◆ Listed records:
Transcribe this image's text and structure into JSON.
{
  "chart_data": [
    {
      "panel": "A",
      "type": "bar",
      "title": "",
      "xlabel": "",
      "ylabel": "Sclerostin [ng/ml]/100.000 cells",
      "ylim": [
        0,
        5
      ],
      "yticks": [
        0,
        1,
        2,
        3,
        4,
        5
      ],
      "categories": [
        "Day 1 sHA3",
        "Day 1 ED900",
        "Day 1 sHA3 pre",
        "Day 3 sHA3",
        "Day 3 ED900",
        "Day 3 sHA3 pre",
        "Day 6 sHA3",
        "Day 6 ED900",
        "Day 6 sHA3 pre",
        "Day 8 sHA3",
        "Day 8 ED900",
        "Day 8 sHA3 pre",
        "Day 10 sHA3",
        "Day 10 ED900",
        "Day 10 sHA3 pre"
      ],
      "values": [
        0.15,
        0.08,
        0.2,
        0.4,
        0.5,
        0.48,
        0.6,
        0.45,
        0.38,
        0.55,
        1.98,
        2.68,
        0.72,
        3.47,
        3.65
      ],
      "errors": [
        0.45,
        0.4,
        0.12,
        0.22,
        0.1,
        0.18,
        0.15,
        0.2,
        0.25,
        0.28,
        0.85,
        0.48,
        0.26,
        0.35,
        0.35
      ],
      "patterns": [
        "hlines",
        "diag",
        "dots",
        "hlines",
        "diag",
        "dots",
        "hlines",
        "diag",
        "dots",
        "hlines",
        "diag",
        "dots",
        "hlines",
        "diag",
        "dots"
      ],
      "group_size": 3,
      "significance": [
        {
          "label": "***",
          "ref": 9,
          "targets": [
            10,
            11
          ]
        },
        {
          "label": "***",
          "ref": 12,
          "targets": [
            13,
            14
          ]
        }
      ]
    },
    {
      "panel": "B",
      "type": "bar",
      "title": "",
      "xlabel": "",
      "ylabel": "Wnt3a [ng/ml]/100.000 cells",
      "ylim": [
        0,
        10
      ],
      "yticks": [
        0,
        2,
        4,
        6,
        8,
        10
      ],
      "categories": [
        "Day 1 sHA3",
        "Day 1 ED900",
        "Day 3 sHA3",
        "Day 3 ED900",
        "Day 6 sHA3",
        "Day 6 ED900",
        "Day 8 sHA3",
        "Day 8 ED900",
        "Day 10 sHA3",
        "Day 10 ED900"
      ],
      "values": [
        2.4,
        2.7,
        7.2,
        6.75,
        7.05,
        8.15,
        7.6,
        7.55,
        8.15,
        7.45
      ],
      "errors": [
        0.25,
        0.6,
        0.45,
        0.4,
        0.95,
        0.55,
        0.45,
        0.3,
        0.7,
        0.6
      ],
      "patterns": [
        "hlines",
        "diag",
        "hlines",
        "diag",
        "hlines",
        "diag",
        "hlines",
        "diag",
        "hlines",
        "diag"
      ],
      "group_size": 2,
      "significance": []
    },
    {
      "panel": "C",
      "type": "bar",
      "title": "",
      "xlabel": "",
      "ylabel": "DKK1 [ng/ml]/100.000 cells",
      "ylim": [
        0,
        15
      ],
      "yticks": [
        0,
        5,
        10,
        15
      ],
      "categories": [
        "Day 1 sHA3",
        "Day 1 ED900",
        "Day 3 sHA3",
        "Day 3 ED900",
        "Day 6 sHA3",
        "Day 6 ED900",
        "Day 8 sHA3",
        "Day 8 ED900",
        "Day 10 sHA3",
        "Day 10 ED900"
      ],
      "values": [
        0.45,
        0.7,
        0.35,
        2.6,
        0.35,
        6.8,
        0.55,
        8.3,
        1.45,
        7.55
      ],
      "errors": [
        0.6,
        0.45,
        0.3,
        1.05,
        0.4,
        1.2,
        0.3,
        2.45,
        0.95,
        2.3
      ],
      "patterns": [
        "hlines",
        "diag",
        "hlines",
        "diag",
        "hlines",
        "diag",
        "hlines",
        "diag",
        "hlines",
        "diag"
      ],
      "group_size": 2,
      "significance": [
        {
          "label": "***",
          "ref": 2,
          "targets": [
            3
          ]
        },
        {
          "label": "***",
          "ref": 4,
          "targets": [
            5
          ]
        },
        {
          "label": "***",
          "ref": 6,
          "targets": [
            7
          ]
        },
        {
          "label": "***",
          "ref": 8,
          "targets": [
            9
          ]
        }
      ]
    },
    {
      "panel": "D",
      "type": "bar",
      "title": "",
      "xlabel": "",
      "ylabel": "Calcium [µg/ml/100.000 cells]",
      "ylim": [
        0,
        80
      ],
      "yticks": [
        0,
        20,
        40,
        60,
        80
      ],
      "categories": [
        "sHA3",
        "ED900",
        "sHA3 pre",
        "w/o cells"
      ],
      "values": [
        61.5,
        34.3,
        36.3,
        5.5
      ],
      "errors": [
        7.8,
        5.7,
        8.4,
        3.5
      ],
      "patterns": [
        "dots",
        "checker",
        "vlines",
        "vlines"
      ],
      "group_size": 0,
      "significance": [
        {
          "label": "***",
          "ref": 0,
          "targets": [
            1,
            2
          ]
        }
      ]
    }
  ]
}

◆ Task item: Return all of the data precisely as it appears.

◆ Reply:
Transcribe this image's text and structure into JSON.
{
  "chart_data": [
    {
      "panel": "A",
      "type": "bar",
      "title": "",
      "xlabel": "",
      "ylabel": "Sclerostin [ng/ml]/100.000 cells",
      "ylim": [
        0,
        5
      ],
      "yticks": [
        0,
        1,
        2,
        3,
        4,
        5
      ],
      "categories": [
        "Day 1 sHA3",
        "Day 1 ED900",
        "Day 1 sHA3 pre",
        "Day 3 sHA3",
        "Day 3 ED900",
        "Day 3 sHA3 pre",
        "Day 6 sHA3",
        "Day 6 ED900",
        "Day 6 sHA3 pre",
        "Day 8 sHA3",
        "Day 8 ED900",
        "Day 8 sHA3 pre",
        "Day 10 sHA3",
        "Day 10 ED900",
        "Day 10 sHA3 pre"
      ],
      "values": [
        0.15,
        0.08,
        0.2,
        0.4,
        0.5,
        0.48,
        0.6,
        0.45,
        0.38,
        0.55,
        1.98,
        2.68,
        0.72,
        3.47,
        3.65
      ],
      "errors": [
        0.45,
        0.4,
        0.12,
        0.22,
        0.1,
        0.18,
        0.15,
        0.2,
        0.25,
        0.28,
        0.85,
        0.48,
        0.26,
        0.35,
        0.35
      ],
      "patterns": [
        "hlines",
        "diag",
        "dots",
        "hlines",
        "diag",
        "dots",
        "hlines",
        "diag",
        "dots",
        "hlines",
        "diag",
        "dots",
        "hlines",
        "diag",
        "dots"
      ],
      "group_size": 3,
      "significance": [
        {
          "label": "***",
          "ref": 9,
          "targets": [
            10,
            11
          ]
        },
        {
          "label": "***",
          "ref": 12,
          "targets": [
            13,
            14
          ]
        }
      ]
    },
    {
      "panel": "B",
      "type": "bar",
      "title": "",
      "xlabel": "",
      "ylabel": "Wnt3a [ng/ml]/100.000 cells",
      "ylim": [
        0,
        10
      ],
      "yticks": [
        0,
        2,
        4,
        6,
        8,
        10
      ],
      "categories": [
        "Day 1 sHA3",
        "Day 1 ED900",
        "Day 3 sHA3",
        "Day 3 ED900",
        "Day 6 sHA3",
        "Day 6 ED900",
        "Day 8 sHA3",
        "Day 8 ED900",
        "Day 10 sHA3",
        "Day 10 ED900"
      ],
      "values": [
        2.4,
        2.7,
        7.2,
        6.75,
        7.05,
        8.15,
        7.6,
        7.55,
        8.15,
        7.45
      ],
      "errors": [
        0.25,
        0.6,
        0.45,
        0.4,
        0.95,
        0.55,
        0.45,
        0.3,
        0.7,
        0.6
      ],
      "patterns": [
        "hlines",
        "diag",
        "hlines",
        "diag",
        "hlines",
        "diag",
        "hlines",
        "diag",
        "hlines",
        "diag"
      ],
      "group_size": 2,
      "significance": []
    },
    {
      "panel": "C",
      "type": "bar",
      "title": "",
      "xlabel": "",
      "ylabel": "DKK1 [ng/ml]/100.000 cells",
      "ylim": [
        0,
        15
      ],
      "yticks": [
        0,
        5,
        10,
        15
      ],
      "categories": [
        "Day 1 sHA3",
        "Day 1 ED900",
        "Day 3 sHA3",
        "Day 3 ED900",
        "Day 6 sHA3",
        "Day 6 ED900",
        "Day 8 sHA3",
        "Day 8 ED900",
        "Day 10 sHA3",
        "Day 10 ED900"
      ],
      "values": [
        0.45,
        0.7,
        0.35,
        2.6,
        0.35,
        6.8,
        0.55,
        8.3,
        1.45,
        7.55
      ],
      "errors": [
        0.6,
        0.45,
        0.3,
        1.05,
        0.4,
        1.2,
        0.3,
        2.45,
        0.95,
        2.3
      ],
      "patterns": [
        "hlines",
        "diag",
        "hlines",
        "diag",
        "hlines",
        "diag",
        "hlines",
        "diag",
        "hlines",
        "diag"
      ],
      "group_size": 2,
      "significance": [
        {
          "label": "***",
          "ref": 2,
          "targets": [
            3
          ]
        },
        {
          "label": "***",
          "ref": 4,
          "targets": [
            5
          ]
        },
        {
          "label": "***",
          "ref": 6,
          "targets": [
            7
          ]
        },
        {
          "label": "***",
          "ref": 8,
          "targets": [
            9
          ]
        }
      ]
    },
    {
      "panel": "D",
      "type": "bar",
      "title": "",
      "xlabel": "",
      "ylabel": "Calcium [µg/ml/100.000 cells]",
      "ylim": [
        0,
        80
      ],
      "yticks": [
        0,
        20,
        40,
        60,
        80
      ],
      "categories": [
        "sHA3",
        "ED900",
        "sHA3 pre",
        "w/o cells"
      ],
      "values": [
        61.5,
        34.3,
        36.3,
        5.5
      ],
      "errors": [
        7.8,
        5.7,
        8.4,
        3.5
      ],
      "patterns": [
        "dots",
        "checker",
        "vlines",
        "vlines"
      ],
      "group_size": 0,
      "significance": [
        {
          "label": "***",
          "ref": 0,
          "targets": [
            1,
            2
          ]
        }
      ]
    }
  ]
}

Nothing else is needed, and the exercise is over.